> [SELECTED TEXT]
# What will Longhorn be called?



## sms_solver (Aug 12, 2004)

Participate in this poll and express your idea


----------



## sUlPhUr|nE` (Aug 12, 2004)

*No way!!!!*

HOw can u be so sure of those three options itself???
  I say that they can even name it as "Windows XT" as Windows eXTreme
  HOwzat 8)


----------



## Nemesis (Aug 12, 2004)

i thin kit will b called "windows delayed" or something-it's development  is so far behind schedule. dunno when they will release it


----------



## sUlPhUr|nE` (Aug 12, 2004)

*right!*

Hehe..yeah.... dunno when they r gonna release it. Will surely be after 2006


----------



## techno_funky (Aug 12, 2004)

hheheheheheheh 
GATES EDITION WOULD BE NICE 
NOW THT THE DUDE IS ALWAYS FOLLOWING THE MONOPOLY RULE 
IT WOULD SUIT MS NOW


----------



## it_waaznt_me (Aug 12, 2004)

Maybe Open Gates Edition ?????
Lol ..

> [YOUR TASK]
Rewrite the part of the forum thread on Longhorn's name starting with "hheheheheheheh" and going on through "it_waaznt_me (Aug 12, 2004)", with "MONOPOLY" replaced by "EXCLUSIVITY".

> [EXCERPTED DATA]
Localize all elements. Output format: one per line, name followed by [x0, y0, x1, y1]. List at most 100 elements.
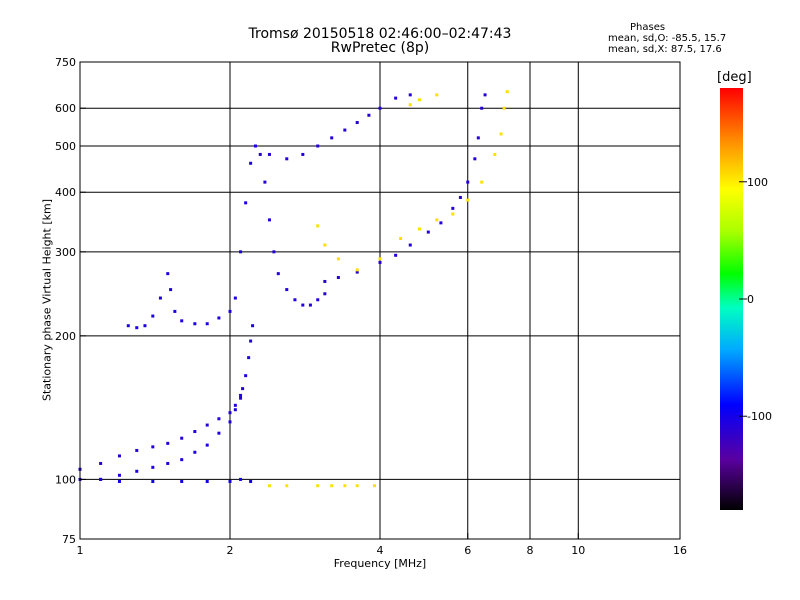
- data-point: [399, 236, 403, 240]
- stats-o-line: mean, sd,O: -85.5, 15.7: [608, 33, 727, 44]
- data-point: [180, 436, 184, 440]
- data-point: [143, 324, 147, 328]
- data-point: [417, 227, 421, 231]
- data-point: [272, 250, 276, 254]
- data-point: [502, 106, 506, 110]
- data-point: [373, 484, 377, 488]
- data-point: [493, 152, 497, 156]
- data-point: [193, 322, 197, 326]
- stats-heading: Phases: [630, 22, 666, 33]
- x-tick-label-4: 8: [527, 544, 534, 557]
- data-point: [239, 250, 243, 254]
- data-point: [228, 479, 232, 483]
- data-point: [166, 272, 170, 276]
- data-point: [483, 93, 487, 97]
- data-point: [276, 272, 280, 276]
- data-point: [205, 423, 209, 427]
- data-point: [151, 465, 155, 469]
- data-point: [205, 443, 209, 447]
- data-point: [308, 303, 312, 307]
- data-point: [251, 324, 255, 328]
- data-point: [249, 479, 253, 483]
- data-point: [323, 279, 327, 283]
- y-tick-label-6: 600: [55, 102, 76, 115]
- data-point: [466, 198, 470, 202]
- trace-f1-cusp: [126, 144, 257, 330]
- data-point: [233, 403, 237, 407]
- trace-f1-spread: [258, 152, 327, 307]
- data-point: [249, 161, 253, 165]
- x-axis-label: Frequency [MHz]: [333, 557, 427, 570]
- trace-e-layer-yellow: [267, 484, 377, 488]
- data-point: [99, 461, 103, 465]
- data-point: [336, 257, 340, 261]
- data-point: [267, 484, 271, 488]
- data-point: [249, 339, 253, 343]
- data-point: [244, 374, 248, 378]
- data-point: [285, 157, 289, 161]
- data-point: [228, 309, 232, 313]
- data-point: [336, 276, 340, 280]
- data-point: [135, 326, 139, 330]
- data-point: [316, 144, 320, 148]
- x-tick-label-3: 6: [464, 544, 471, 557]
- trace-x-low-branch: [99, 324, 255, 481]
- data-point: [228, 411, 232, 415]
- data-point: [394, 253, 398, 257]
- data-point: [158, 296, 162, 300]
- data-point: [263, 180, 267, 184]
- data-point: [169, 288, 173, 292]
- data-point: [117, 479, 121, 483]
- y-tick-label-0: 75: [62, 533, 76, 546]
- data-point: [267, 218, 271, 222]
- data-point: [117, 454, 121, 458]
- data-point: [151, 479, 155, 483]
- data-point: [239, 393, 243, 397]
- y-tick-label-7: 750: [55, 56, 76, 69]
- data-point: [193, 430, 197, 434]
- data-point: [126, 324, 130, 328]
- y-tick-label-4: 400: [55, 186, 76, 199]
- data-point: [408, 103, 412, 107]
- trace-f2-o-trace: [323, 93, 487, 283]
- data-point: [451, 212, 455, 216]
- data-point: [293, 298, 297, 302]
- data-point: [323, 243, 327, 247]
- data-point: [166, 441, 170, 445]
- data-point: [480, 106, 484, 110]
- data-point: [355, 121, 359, 125]
- trace-f2-x-trace: [316, 90, 509, 272]
- data-point: [378, 106, 382, 110]
- data-point: [99, 477, 103, 481]
- data-point: [316, 224, 320, 228]
- colorbar-tick-label-2: -100: [747, 410, 772, 423]
- data-point: [473, 157, 477, 161]
- data-point: [193, 450, 197, 454]
- data-point: [367, 113, 371, 117]
- data-point: [439, 221, 443, 225]
- data-point: [408, 243, 412, 247]
- data-point: [451, 206, 455, 210]
- data-point: [355, 270, 359, 274]
- data-point: [151, 314, 155, 318]
- colorbar-tick-label-1: 0: [747, 293, 754, 306]
- data-point: [505, 90, 509, 94]
- data-point: [117, 473, 121, 477]
- x-tick-label-5: 10: [571, 544, 585, 557]
- data-point: [217, 316, 221, 320]
- data-point: [258, 152, 262, 156]
- data-point: [330, 136, 334, 140]
- chart-subtitle: RwPretec (8p): [330, 40, 430, 56]
- data-point: [343, 128, 347, 132]
- data-point: [180, 458, 184, 462]
- data-point: [408, 93, 412, 97]
- data-point: [330, 484, 334, 488]
- data-point: [316, 298, 320, 302]
- data-point: [205, 322, 209, 326]
- data-point: [435, 93, 439, 97]
- data-point: [180, 319, 184, 323]
- data-point: [417, 98, 421, 102]
- data-point: [173, 309, 177, 313]
- data-point: [301, 303, 305, 307]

> [SOLUTION FOR THIS EXERCISE]
hheheheheheheh 
GATES EDITION WOULD BE NICE 
NOW THT THE DUDE IS ALWAYS FOLLOWING THE EXCLUSIVITY RULE 
IT WOULD SUIT MS NOW


----------



## it_waaznt_me (Aug 12, 2004)